● **Exercise description**
Each record that follows should be repeated exactly, minus any images.

Data entries:
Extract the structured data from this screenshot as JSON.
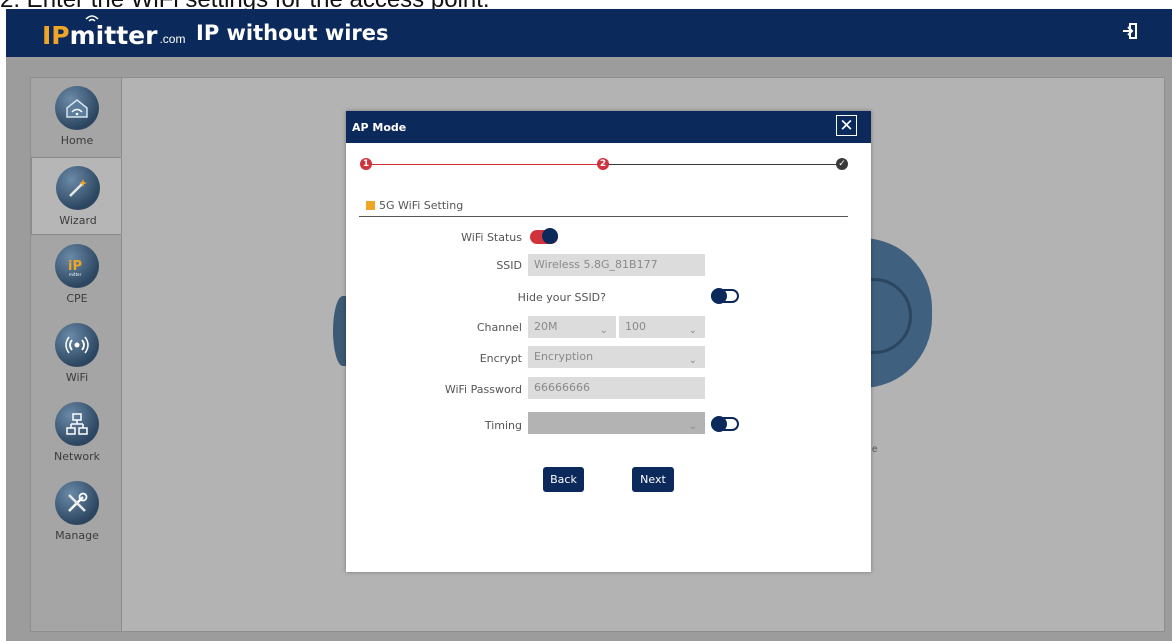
{
  "caption": "2. Enter the WiFi settings for the access point.",
  "header": {
    "brand_ip": "IP",
    "brand_mitter": "mitter",
    "brand_domain": ".com",
    "title": "IP without wires",
    "logout_icon": "logout-icon"
  },
  "sidebar": {
    "items": [
      {
        "label": "Home",
        "icon": "home-wifi-icon"
      },
      {
        "label": "Wizard",
        "icon": "wizard-wand-icon",
        "active": true
      },
      {
        "label": "CPE",
        "icon": "cpe-ipmitter-icon"
      },
      {
        "label": "WiFi",
        "icon": "wifi-signal-icon"
      },
      {
        "label": "Network",
        "icon": "network-icon"
      },
      {
        "label": "Manage",
        "icon": "manage-tools-icon"
      }
    ]
  },
  "background": {
    "fragment_text": "e"
  },
  "modal": {
    "title": "AP Mode",
    "close_glyph": "✕",
    "steps": [
      "1",
      "2",
      "✓"
    ],
    "section_title": "5G WiFi Setting",
    "wifi_status_label": "WiFi Status",
    "wifi_status_on": true,
    "ssid_label": "SSID",
    "ssid_value": "Wireless 5.8G_81B177",
    "hide_ssid_label": "Hide your SSID?",
    "hide_ssid_on": false,
    "channel_label": "Channel",
    "channel_width": "20M",
    "channel_number": "100",
    "encrypt_label": "Encrypt",
    "encrypt_value": "Encryption",
    "password_label": "WiFi Password",
    "password_value": "66666666",
    "timing_label": "Timing",
    "timing_on": false,
    "back_label": "Back",
    "next_label": "Next"
  },
  "colors": {
    "navy": "#0b2a5b",
    "accent_orange": "#f0a526",
    "step_red": "#d0333b"
  }
}
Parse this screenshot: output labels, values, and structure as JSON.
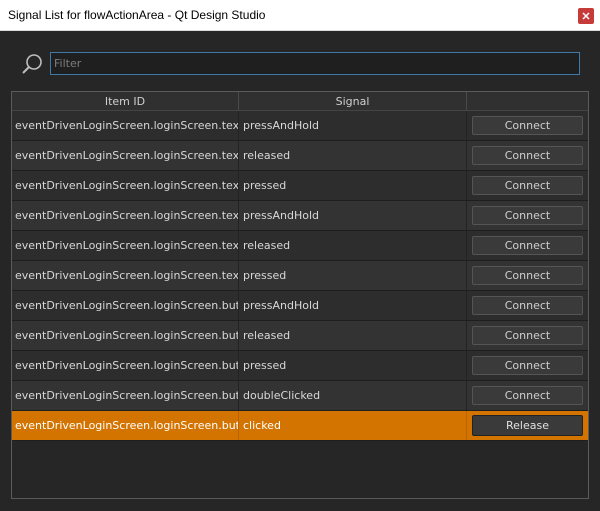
{
  "window": {
    "title": "Signal List for flowActionArea - Qt Design Studio"
  },
  "search": {
    "placeholder": "Filter",
    "value": ""
  },
  "table": {
    "headers": {
      "item_id": "Item ID",
      "signal": "Signal",
      "action": ""
    },
    "rows": [
      {
        "item_id": "eventDrivenLoginScreen.loginScreen.textFiel...",
        "signal": "pressAndHold",
        "action": "Connect",
        "selected": false
      },
      {
        "item_id": "eventDrivenLoginScreen.loginScreen.textFiel...",
        "signal": "released",
        "action": "Connect",
        "selected": false
      },
      {
        "item_id": "eventDrivenLoginScreen.loginScreen.textFiel...",
        "signal": "pressed",
        "action": "Connect",
        "selected": false
      },
      {
        "item_id": "eventDrivenLoginScreen.loginScreen.textField",
        "signal": "pressAndHold",
        "action": "Connect",
        "selected": false
      },
      {
        "item_id": "eventDrivenLoginScreen.loginScreen.textField",
        "signal": "released",
        "action": "Connect",
        "selected": false
      },
      {
        "item_id": "eventDrivenLoginScreen.loginScreen.textField",
        "signal": "pressed",
        "action": "Connect",
        "selected": false
      },
      {
        "item_id": "eventDrivenLoginScreen.loginScreen.button",
        "signal": "pressAndHold",
        "action": "Connect",
        "selected": false
      },
      {
        "item_id": "eventDrivenLoginScreen.loginScreen.button",
        "signal": "released",
        "action": "Connect",
        "selected": false
      },
      {
        "item_id": "eventDrivenLoginScreen.loginScreen.button",
        "signal": "pressed",
        "action": "Connect",
        "selected": false
      },
      {
        "item_id": "eventDrivenLoginScreen.loginScreen.button",
        "signal": "doubleClicked",
        "action": "Connect",
        "selected": false
      },
      {
        "item_id": "eventDrivenLoginScreen.loginScreen.button",
        "signal": "clicked",
        "action": "Release",
        "selected": true
      }
    ]
  },
  "colors": {
    "selection": "#d47400",
    "close_button": "#c63a3a",
    "filter_border": "#3f79a8"
  },
  "icons": {
    "search": "search-icon",
    "close": "close-icon"
  }
}
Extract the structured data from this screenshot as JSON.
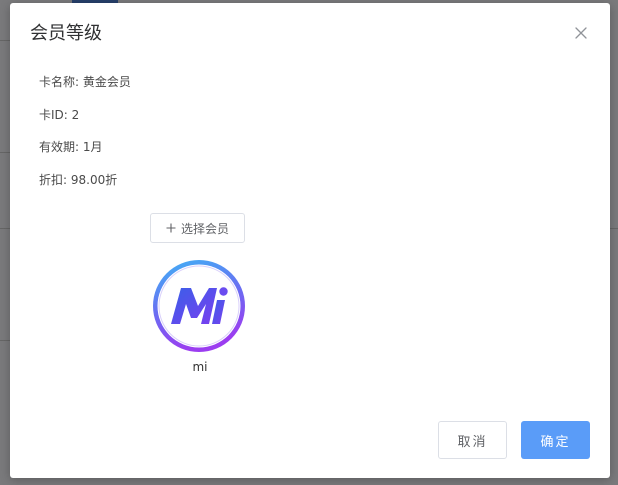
{
  "dialog": {
    "title": "会员等级",
    "close_icon": "close-icon"
  },
  "card_info": {
    "name_line": "卡名称: 黄金会员",
    "id_line": "卡ID: 2",
    "validity_line": "有效期: 1月",
    "discount_line": "折扣: 98.00折"
  },
  "select_member": {
    "label": "选择会员",
    "icon": "plus-icon"
  },
  "members": [
    {
      "name": "mi",
      "avatar_icon": "mi-logo-avatar"
    }
  ],
  "footer": {
    "cancel_label": "取消",
    "confirm_label": "确定"
  },
  "colors": {
    "primary": "#5a9cf8",
    "avatar_ring_start": "#3fb4f5",
    "avatar_ring_end": "#9b3df0"
  }
}
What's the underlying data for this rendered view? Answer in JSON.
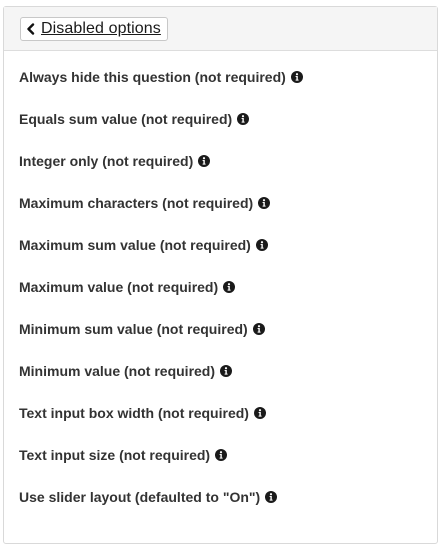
{
  "header": {
    "back_label": "Disabled options"
  },
  "options": [
    {
      "label": "Always hide this question (not required)",
      "icon": "info-circle-icon"
    },
    {
      "label": "Equals sum value (not required)",
      "icon": "info-circle-icon"
    },
    {
      "label": "Integer only (not required)",
      "icon": "info-circle-icon"
    },
    {
      "label": "Maximum characters (not required)",
      "icon": "info-circle-icon"
    },
    {
      "label": "Maximum sum value (not required)",
      "icon": "info-circle-icon"
    },
    {
      "label": "Maximum value (not required)",
      "icon": "info-circle-icon"
    },
    {
      "label": "Minimum sum value (not required)",
      "icon": "info-circle-icon"
    },
    {
      "label": "Minimum value (not required)",
      "icon": "info-circle-icon"
    },
    {
      "label": "Text input box width (not required)",
      "icon": "info-circle-icon"
    },
    {
      "label": "Text input size (not required)",
      "icon": "info-circle-icon"
    },
    {
      "label": "Use slider layout (defaulted to \"On\")",
      "icon": "info-circle-icon"
    }
  ],
  "colors": {
    "text": "#333333",
    "header_bg": "#f5f5f5",
    "border": "#d9d9d9",
    "icon": "#1a1a1a"
  }
}
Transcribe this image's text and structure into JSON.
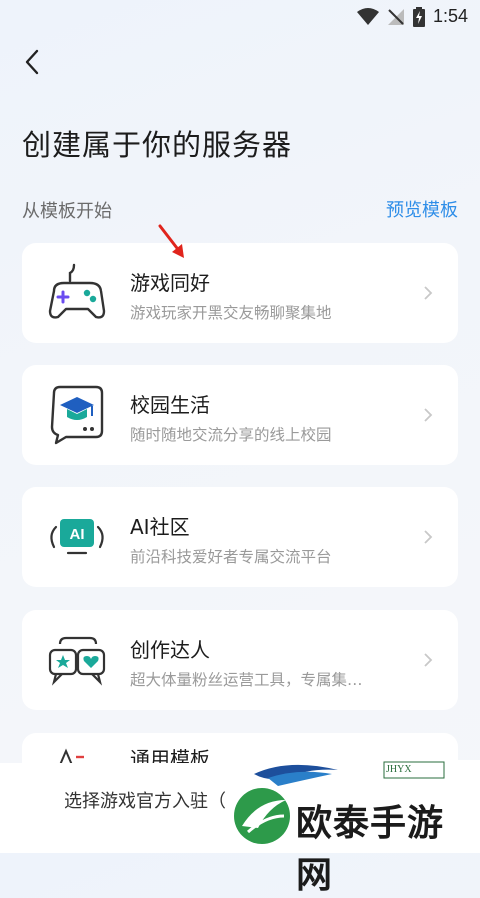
{
  "status_bar": {
    "time": "1:54"
  },
  "header": {
    "title": "创建属于你的服务器"
  },
  "section": {
    "label": "从模板开始",
    "preview_link": "预览模板"
  },
  "templates": [
    {
      "title": "游戏同好",
      "desc": "游戏玩家开黑交友畅聊聚集地",
      "icon": "gamepad-icon"
    },
    {
      "title": "校园生活",
      "desc": "随时随地交流分享的线上校园",
      "icon": "graduation-cap-icon"
    },
    {
      "title": "AI社区",
      "desc": "前沿科技爱好者专属交流平台",
      "icon": "ai-icon"
    },
    {
      "title": "创作达人",
      "desc": "超大体量粉丝运营工具，专属集…",
      "icon": "chat-bubbles-icon"
    },
    {
      "title": "通用模板",
      "desc": "",
      "icon": "template-icon"
    }
  ],
  "bottom": {
    "text": "选择游戏官方入驻（"
  },
  "watermark": {
    "text": "欧泰手游网",
    "brand": "JHYX"
  },
  "colors": {
    "accent": "#2f8ee8",
    "icon_purple": "#6a4cf0",
    "icon_teal": "#1aa99a"
  }
}
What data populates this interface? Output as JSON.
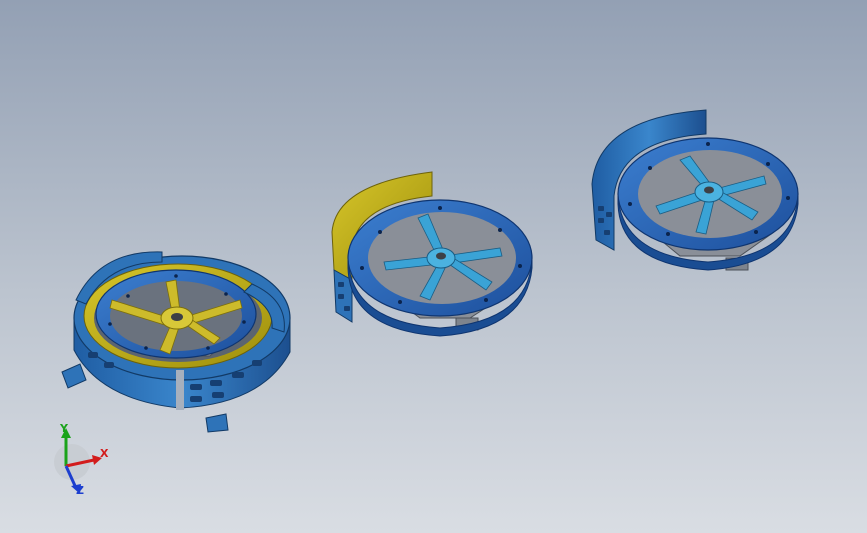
{
  "viewport": {
    "background_top": "#93a0b4",
    "background_bottom": "#d9dde3"
  },
  "colors": {
    "ring_blue": "#2f6fc0",
    "ring_blue_dark": "#184f99",
    "spoke_yellow": "#c9b52b",
    "shroud_yellow": "#c6b813",
    "spoke_cyan": "#3aa3d6",
    "frame_gray": "#8a8f98",
    "housing_blue": "#2e73b8"
  },
  "triad": {
    "y_label": "Y",
    "x_label": "X",
    "z_label": "Z",
    "y_color": "#1aa31a",
    "x_color": "#d21c1c",
    "z_color": "#1d3fcf"
  }
}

● **Solution for this task**
Extract the structured data from this screenshot as JSON.
{
  "caption": "2. Enter the WiFi settings for the access point.",
  "header": {
    "brand_ip": "IP",
    "brand_mitter": "mitter",
    "brand_domain": ".com",
    "title": "IP without wires",
    "logout_icon": "logout-icon"
  },
  "sidebar": {
    "items": [
      {
        "label": "Home",
        "icon": "home-wifi-icon"
      },
      {
        "label": "Wizard",
        "icon": "wizard-wand-icon",
        "active": true
      },
      {
        "label": "CPE",
        "icon": "cpe-ipmitter-icon"
      },
      {
        "label": "WiFi",
        "icon": "wifi-signal-icon"
      },
      {
        "label": "Network",
        "icon": "network-icon"
      },
      {
        "label": "Manage",
        "icon": "manage-tools-icon"
      }
    ]
  },
  "background": {
    "fragment_text": "e"
  },
  "modal": {
    "title": "AP Mode",
    "close_glyph": "✕",
    "steps": [
      "1",
      "2",
      "✓"
    ],
    "section_title": "5G WiFi Setting",
    "wifi_status_label": "WiFi Status",
    "wifi_status_on": true,
    "ssid_label": "SSID",
    "ssid_value": "Wireless 5.8G_81B177",
    "hide_ssid_label": "Hide your SSID?",
    "hide_ssid_on": false,
    "channel_label": "Channel",
    "channel_width": "20M",
    "channel_number": "100",
    "encrypt_label": "Encrypt",
    "encrypt_value": "Encryption",
    "password_label": "WiFi Password",
    "password_value": "66666666",
    "timing_label": "Timing",
    "timing_on": false,
    "back_label": "Back",
    "next_label": "Next"
  },
  "colors": {
    "navy": "#0b2a5b",
    "accent_orange": "#f0a526",
    "step_red": "#d0333b"
  }
}
Parse this screenshot: output labels, values, and structure as JSON.
{
  "window": {
    "title": "Signal List for flowActionArea - Qt Design Studio"
  },
  "search": {
    "placeholder": "Filter",
    "value": ""
  },
  "table": {
    "headers": {
      "item_id": "Item ID",
      "signal": "Signal",
      "action": ""
    },
    "rows": [
      {
        "item_id": "eventDrivenLoginScreen.loginScreen.textFiel...",
        "signal": "pressAndHold",
        "action": "Connect",
        "selected": false
      },
      {
        "item_id": "eventDrivenLoginScreen.loginScreen.textFiel...",
        "signal": "released",
        "action": "Connect",
        "selected": false
      },
      {
        "item_id": "eventDrivenLoginScreen.loginScreen.textFiel...",
        "signal": "pressed",
        "action": "Connect",
        "selected": false
      },
      {
        "item_id": "eventDrivenLoginScreen.loginScreen.textField",
        "signal": "pressAndHold",
        "action": "Connect",
        "selected": false
      },
      {
        "item_id": "eventDrivenLoginScreen.loginScreen.textField",
        "signal": "released",
        "action": "Connect",
        "selected": false
      },
      {
        "item_id": "eventDrivenLoginScreen.loginScreen.textField",
        "signal": "pressed",
        "action": "Connect",
        "selected": false
      },
      {
        "item_id": "eventDrivenLoginScreen.loginScreen.button",
        "signal": "pressAndHold",
        "action": "Connect",
        "selected": false
      },
      {
        "item_id": "eventDrivenLoginScreen.loginScreen.button",
        "signal": "released",
        "action": "Connect",
        "selected": false
      },
      {
        "item_id": "eventDrivenLoginScreen.loginScreen.button",
        "signal": "pressed",
        "action": "Connect",
        "selected": false
      },
      {
        "item_id": "eventDrivenLoginScreen.loginScreen.button",
        "signal": "doubleClicked",
        "action": "Connect",
        "selected": false
      },
      {
        "item_id": "eventDrivenLoginScreen.loginScreen.button",
        "signal": "clicked",
        "action": "Release",
        "selected": true
      }
    ]
  },
  "colors": {
    "selection": "#d47400",
    "close_button": "#c63a3a",
    "filter_border": "#3f79a8"
  },
  "icons": {
    "search": "search-icon",
    "close": "close-icon"
  }
}
Extract the structured data from this screenshot as JSON.
{
  "dialog": {
    "title": "会员等级",
    "close_icon": "close-icon"
  },
  "card_info": {
    "name_line": "卡名称: 黄金会员",
    "id_line": "卡ID: 2",
    "validity_line": "有效期: 1月",
    "discount_line": "折扣: 98.00折"
  },
  "select_member": {
    "label": "选择会员",
    "icon": "plus-icon"
  },
  "members": [
    {
      "name": "mi",
      "avatar_icon": "mi-logo-avatar"
    }
  ],
  "footer": {
    "cancel_label": "取消",
    "confirm_label": "确定"
  },
  "colors": {
    "primary": "#5a9cf8",
    "avatar_ring_start": "#3fb4f5",
    "avatar_ring_end": "#9b3df0"
  }
}
What's the underlying data for this rendered view? Answer in JSON.
{
  "header": {
    "back_label": "Disabled options"
  },
  "options": [
    {
      "label": "Always hide this question (not required)",
      "icon": "info-circle-icon"
    },
    {
      "label": "Equals sum value (not required)",
      "icon": "info-circle-icon"
    },
    {
      "label": "Integer only (not required)",
      "icon": "info-circle-icon"
    },
    {
      "label": "Maximum characters (not required)",
      "icon": "info-circle-icon"
    },
    {
      "label": "Maximum sum value (not required)",
      "icon": "info-circle-icon"
    },
    {
      "label": "Maximum value (not required)",
      "icon": "info-circle-icon"
    },
    {
      "label": "Minimum sum value (not required)",
      "icon": "info-circle-icon"
    },
    {
      "label": "Minimum value (not required)",
      "icon": "info-circle-icon"
    },
    {
      "label": "Text input box width (not required)",
      "icon": "info-circle-icon"
    },
    {
      "label": "Text input size (not required)",
      "icon": "info-circle-icon"
    },
    {
      "label": "Use slider layout (defaulted to \"On\")",
      "icon": "info-circle-icon"
    }
  ],
  "colors": {
    "text": "#333333",
    "header_bg": "#f5f5f5",
    "border": "#d9d9d9",
    "icon": "#1a1a1a"
  }
}
Transcribe this image's text and structure into JSON.
{
  "status_bar": {
    "time": "1:54"
  },
  "header": {
    "title": "创建属于你的服务器"
  },
  "section": {
    "label": "从模板开始",
    "preview_link": "预览模板"
  },
  "templates": [
    {
      "title": "游戏同好",
      "desc": "游戏玩家开黑交友畅聊聚集地",
      "icon": "gamepad-icon"
    },
    {
      "title": "校园生活",
      "desc": "随时随地交流分享的线上校园",
      "icon": "graduation-cap-icon"
    },
    {
      "title": "AI社区",
      "desc": "前沿科技爱好者专属交流平台",
      "icon": "ai-icon"
    },
    {
      "title": "创作达人",
      "desc": "超大体量粉丝运营工具，专属集…",
      "icon": "chat-bubbles-icon"
    },
    {
      "title": "通用模板",
      "desc": "",
      "icon": "template-icon"
    }
  ],
  "bottom": {
    "text": "选择游戏官方入驻（"
  },
  "watermark": {
    "text": "欧泰手游网",
    "brand": "JHYX"
  },
  "colors": {
    "accent": "#2f8ee8",
    "icon_purple": "#6a4cf0",
    "icon_teal": "#1aa99a"
  }
}
What data populates this interface? Output as JSON.
{
  "viewport": {
    "background_top": "#93a0b4",
    "background_bottom": "#d9dde3"
  },
  "colors": {
    "ring_blue": "#2f6fc0",
    "ring_blue_dark": "#184f99",
    "spoke_yellow": "#c9b52b",
    "shroud_yellow": "#c6b813",
    "spoke_cyan": "#3aa3d6",
    "frame_gray": "#8a8f98",
    "housing_blue": "#2e73b8"
  },
  "triad": {
    "y_label": "Y",
    "x_label": "X",
    "z_label": "Z",
    "y_color": "#1aa31a",
    "x_color": "#d21c1c",
    "z_color": "#1d3fcf"
  }
}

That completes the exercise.